Stored data:
§ §

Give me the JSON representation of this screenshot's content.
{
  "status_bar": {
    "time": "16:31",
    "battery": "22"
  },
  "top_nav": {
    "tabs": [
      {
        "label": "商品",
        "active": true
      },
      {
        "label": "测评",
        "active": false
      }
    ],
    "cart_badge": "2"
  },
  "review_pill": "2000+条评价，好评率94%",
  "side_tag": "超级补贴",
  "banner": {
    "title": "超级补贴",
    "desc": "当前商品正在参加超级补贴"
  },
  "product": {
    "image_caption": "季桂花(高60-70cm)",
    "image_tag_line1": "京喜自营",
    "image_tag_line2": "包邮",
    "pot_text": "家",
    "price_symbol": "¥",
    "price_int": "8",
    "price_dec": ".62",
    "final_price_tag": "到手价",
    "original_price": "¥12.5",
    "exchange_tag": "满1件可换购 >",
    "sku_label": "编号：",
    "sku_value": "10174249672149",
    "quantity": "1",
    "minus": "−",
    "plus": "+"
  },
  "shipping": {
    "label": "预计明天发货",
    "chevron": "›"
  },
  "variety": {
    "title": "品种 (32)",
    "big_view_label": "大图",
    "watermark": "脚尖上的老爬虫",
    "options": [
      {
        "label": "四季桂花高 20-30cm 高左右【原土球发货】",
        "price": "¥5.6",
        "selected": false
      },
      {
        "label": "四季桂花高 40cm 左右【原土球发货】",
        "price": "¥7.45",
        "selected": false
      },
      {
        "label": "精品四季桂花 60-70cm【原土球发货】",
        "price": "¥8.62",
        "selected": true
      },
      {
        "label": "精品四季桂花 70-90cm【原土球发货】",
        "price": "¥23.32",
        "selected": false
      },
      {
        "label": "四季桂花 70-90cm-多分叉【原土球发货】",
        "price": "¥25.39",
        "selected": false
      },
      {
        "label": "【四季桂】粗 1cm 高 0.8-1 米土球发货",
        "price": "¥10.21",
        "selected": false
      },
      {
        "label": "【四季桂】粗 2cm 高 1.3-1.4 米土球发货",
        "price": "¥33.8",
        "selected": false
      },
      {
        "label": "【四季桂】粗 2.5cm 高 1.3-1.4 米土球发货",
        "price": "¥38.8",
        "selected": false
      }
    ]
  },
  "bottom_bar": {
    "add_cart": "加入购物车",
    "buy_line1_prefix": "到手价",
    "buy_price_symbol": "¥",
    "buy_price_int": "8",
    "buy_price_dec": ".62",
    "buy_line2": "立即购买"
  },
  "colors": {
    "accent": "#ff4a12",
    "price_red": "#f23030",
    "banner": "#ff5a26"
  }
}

§ §

• What the exercise asks: Print out every record again, exactly and in full.

• Result for this task:
Give me the JSON representation of this screenshot's content.
{
  "status_bar": {
    "time": "16:31",
    "battery": "22"
  },
  "top_nav": {
    "tabs": [
      {
        "label": "商品",
        "active": true
      },
      {
        "label": "测评",
        "active": false
      }
    ],
    "cart_badge": "2"
  },
  "review_pill": "2000+条评价，好评率94%",
  "side_tag": "超级补贴",
  "banner": {
    "title": "超级补贴",
    "desc": "当前商品正在参加超级补贴"
  },
  "product": {
    "image_caption": "季桂花(高60-70cm)",
    "image_tag_line1": "京喜自营",
    "image_tag_line2": "包邮",
    "pot_text": "家",
    "price_symbol": "¥",
    "price_int": "8",
    "price_dec": ".62",
    "final_price_tag": "到手价",
    "original_price": "¥12.5",
    "exchange_tag": "满1件可换购 >",
    "sku_label": "编号：",
    "sku_value": "10174249672149",
    "quantity": "1",
    "minus": "−",
    "plus": "+"
  },
  "shipping": {
    "label": "预计明天发货",
    "chevron": "›"
  },
  "variety": {
    "title": "品种 (32)",
    "big_view_label": "大图",
    "watermark": "脚尖上的老爬虫",
    "options": [
      {
        "label": "四季桂花高 20-30cm 高左右【原土球发货】",
        "price": "¥5.6",
        "selected": false
      },
      {
        "label": "四季桂花高 40cm 左右【原土球发货】",
        "price": "¥7.45",
        "selected": false
      },
      {
        "label": "精品四季桂花 60-70cm【原土球发货】",
        "price": "¥8.62",
        "selected": true
      },
      {
        "label": "精品四季桂花 70-90cm【原土球发货】",
        "price": "¥23.32",
        "selected": false
      },
      {
        "label": "四季桂花 70-90cm-多分叉【原土球发货】",
        "price": "¥25.39",
        "selected": false
      },
      {
        "label": "【四季桂】粗 1cm 高 0.8-1 米土球发货",
        "price": "¥10.21",
        "selected": false
      },
      {
        "label": "【四季桂】粗 2cm 高 1.3-1.4 米土球发货",
        "price": "¥33.8",
        "selected": false
      },
      {
        "label": "【四季桂】粗 2.5cm 高 1.3-1.4 米土球发货",
        "price": "¥38.8",
        "selected": false
      }
    ]
  },
  "bottom_bar": {
    "add_cart": "加入购物车",
    "buy_line1_prefix": "到手价",
    "buy_price_symbol": "¥",
    "buy_price_int": "8",
    "buy_price_dec": ".62",
    "buy_line2": "立即购买"
  },
  "colors": {
    "accent": "#ff4a12",
    "price_red": "#f23030",
    "banner": "#ff5a26"
  }
}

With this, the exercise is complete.